• **Given instruction**
Transcribe the whole listing without a single picture.

(Stored entries)
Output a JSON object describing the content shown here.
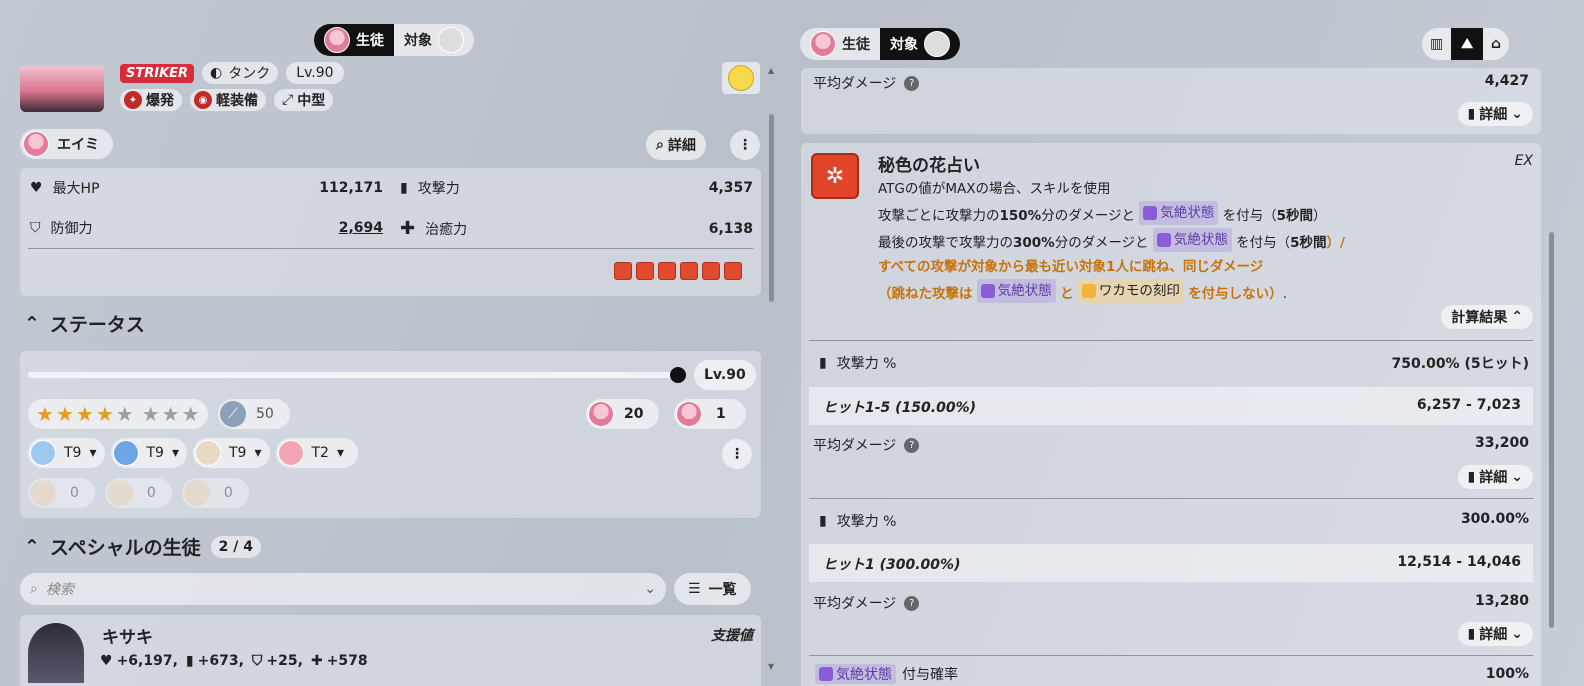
{
  "left_header": {
    "tab_student": "生徒",
    "tab_target": "対象"
  },
  "right_header": {
    "tab_student": "生徒",
    "tab_target": "対象"
  },
  "profile": {
    "class_badge": "STRIKER",
    "role": "タンク",
    "level": "Lv.90",
    "attack_type": "爆発",
    "armor_type": "軽装備",
    "position": "中型"
  },
  "student": {
    "name": "エイミ",
    "detail_label": "詳細"
  },
  "stats": [
    {
      "label": "最大HP",
      "value": "112,171",
      "icon": "heart-icon"
    },
    {
      "label": "攻撃力",
      "value": "4,357",
      "icon": "sword-icon"
    },
    {
      "label": "防御力",
      "value": "2,694",
      "icon": "shield-icon"
    },
    {
      "label": "治癒力",
      "value": "6,138",
      "icon": "cross-icon"
    }
  ],
  "status_section": {
    "title": "ステータス",
    "level": "Lv.90",
    "weapon_level": "50",
    "bond1": "20",
    "bond2": "1",
    "gear": [
      "T9",
      "T9",
      "T9",
      "T2"
    ],
    "items": [
      "0",
      "0",
      "0"
    ],
    "stars_filled": 4,
    "stars_total": 7
  },
  "special_section": {
    "title": "スペシャルの生徒",
    "count": "2 / 4",
    "search_placeholder": "検索",
    "list_label": "一覧"
  },
  "support_student": {
    "name": "キサキ",
    "tag": "支援値",
    "bonus_hp": "+6,197,",
    "bonus_atk": "+673,",
    "bonus_def": "+25,",
    "bonus_heal": "+578"
  },
  "right_top": {
    "avg_label": "平均ダメージ",
    "avg_value": "4,427",
    "detail_label": "詳細"
  },
  "skill": {
    "name": "秘色の花占い",
    "type": "EX",
    "line1": "ATGの値がMAXの場合、スキルを使用",
    "line2_a": "攻撃ごとに攻撃力の",
    "line2_b": "150%",
    "line2_c": "分のダメージと",
    "line2_tag": "気絶状態",
    "line2_d": "を付与（",
    "line2_e": "5秒間",
    "line2_f": "）",
    "line3_a": "最後の攻撃で攻撃力の",
    "line3_b": "300%",
    "line3_c": "分のダメージと",
    "line3_tag": "気絶状態",
    "line3_d": "を付与（",
    "line3_e": "5秒間",
    "line3_f": "）/",
    "line4": "すべての攻撃が対象から最も近い対象1人に跳ね、同じダメージ",
    "line5_a": "（跳ねた攻撃は",
    "line5_tag": "気絶状態",
    "line5_b": "と",
    "line5_ytag": "ワカモの刻印",
    "line5_c": "を付与しない）",
    "line5_d": ".",
    "calc_label": "計算結果"
  },
  "calc1": {
    "atk_label": "攻撃力 %",
    "atk_value": "750.00% (5ヒット)",
    "hit_label": "ヒット1-5 (150.00%)",
    "hit_value": "6,257 - 7,023",
    "avg_label": "平均ダメージ",
    "avg_value": "33,200",
    "detail_label": "詳細"
  },
  "calc2": {
    "atk_label": "攻撃力 %",
    "atk_value": "300.00%",
    "hit_label": "ヒット1 (300.00%)",
    "hit_value": "12,514 - 14,046",
    "avg_label": "平均ダメージ",
    "avg_value": "13,280",
    "detail_label": "詳細"
  },
  "calc3": {
    "tag": "気絶状態",
    "label": "付与確率",
    "value": "100%"
  }
}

• **Result of the task**
Output a JSON object describing the content shown here.
{
  "left_header": {
    "tab_student": "生徒",
    "tab_target": "対象"
  },
  "right_header": {
    "tab_student": "生徒",
    "tab_target": "対象"
  },
  "profile": {
    "class_badge": "STRIKER",
    "role": "タンク",
    "level": "Lv.90",
    "attack_type": "爆発",
    "armor_type": "軽装備",
    "position": "中型"
  },
  "student": {
    "name": "エイミ",
    "detail_label": "詳細"
  },
  "stats": [
    {
      "label": "最大HP",
      "value": "112,171",
      "icon": "heart-icon"
    },
    {
      "label": "攻撃力",
      "value": "4,357",
      "icon": "sword-icon"
    },
    {
      "label": "防御力",
      "value": "2,694",
      "icon": "shield-icon"
    },
    {
      "label": "治癒力",
      "value": "6,138",
      "icon": "cross-icon"
    }
  ],
  "status_section": {
    "title": "ステータス",
    "level": "Lv.90",
    "weapon_level": "50",
    "bond1": "20",
    "bond2": "1",
    "gear": [
      "T9",
      "T9",
      "T9",
      "T2"
    ],
    "items": [
      "0",
      "0",
      "0"
    ],
    "stars_filled": 4,
    "stars_total": 7
  },
  "special_section": {
    "title": "スペシャルの生徒",
    "count": "2 / 4",
    "search_placeholder": "検索",
    "list_label": "一覧"
  },
  "support_student": {
    "name": "キサキ",
    "tag": "支援値",
    "bonus_hp": "+6,197,",
    "bonus_atk": "+673,",
    "bonus_def": "+25,",
    "bonus_heal": "+578"
  },
  "right_top": {
    "avg_label": "平均ダメージ",
    "avg_value": "4,427",
    "detail_label": "詳細"
  },
  "skill": {
    "name": "秘色の花占い",
    "type": "EX",
    "line1": "ATGの値がMAXの場合、スキルを使用",
    "line2_a": "攻撃ごとに攻撃力の",
    "line2_b": "150%",
    "line2_c": "分のダメージと",
    "line2_tag": "気絶状態",
    "line2_d": "を付与（",
    "line2_e": "5秒間",
    "line2_f": "）",
    "line3_a": "最後の攻撃で攻撃力の",
    "line3_b": "300%",
    "line3_c": "分のダメージと",
    "line3_tag": "気絶状態",
    "line3_d": "を付与（",
    "line3_e": "5秒間",
    "line3_f": "）/",
    "line4": "すべての攻撃が対象から最も近い対象1人に跳ね、同じダメージ",
    "line5_a": "（跳ねた攻撃は",
    "line5_tag": "気絶状態",
    "line5_b": "と",
    "line5_ytag": "ワカモの刻印",
    "line5_c": "を付与しない）",
    "line5_d": ".",
    "calc_label": "計算結果"
  },
  "calc1": {
    "atk_label": "攻撃力 %",
    "atk_value": "750.00% (5ヒット)",
    "hit_label": "ヒット1-5 (150.00%)",
    "hit_value": "6,257 - 7,023",
    "avg_label": "平均ダメージ",
    "avg_value": "33,200",
    "detail_label": "詳細"
  },
  "calc2": {
    "atk_label": "攻撃力 %",
    "atk_value": "300.00%",
    "hit_label": "ヒット1 (300.00%)",
    "hit_value": "12,514 - 14,046",
    "avg_label": "平均ダメージ",
    "avg_value": "13,280",
    "detail_label": "詳細"
  },
  "calc3": {
    "tag": "気絶状態",
    "label": "付与確率",
    "value": "100%"
  }
}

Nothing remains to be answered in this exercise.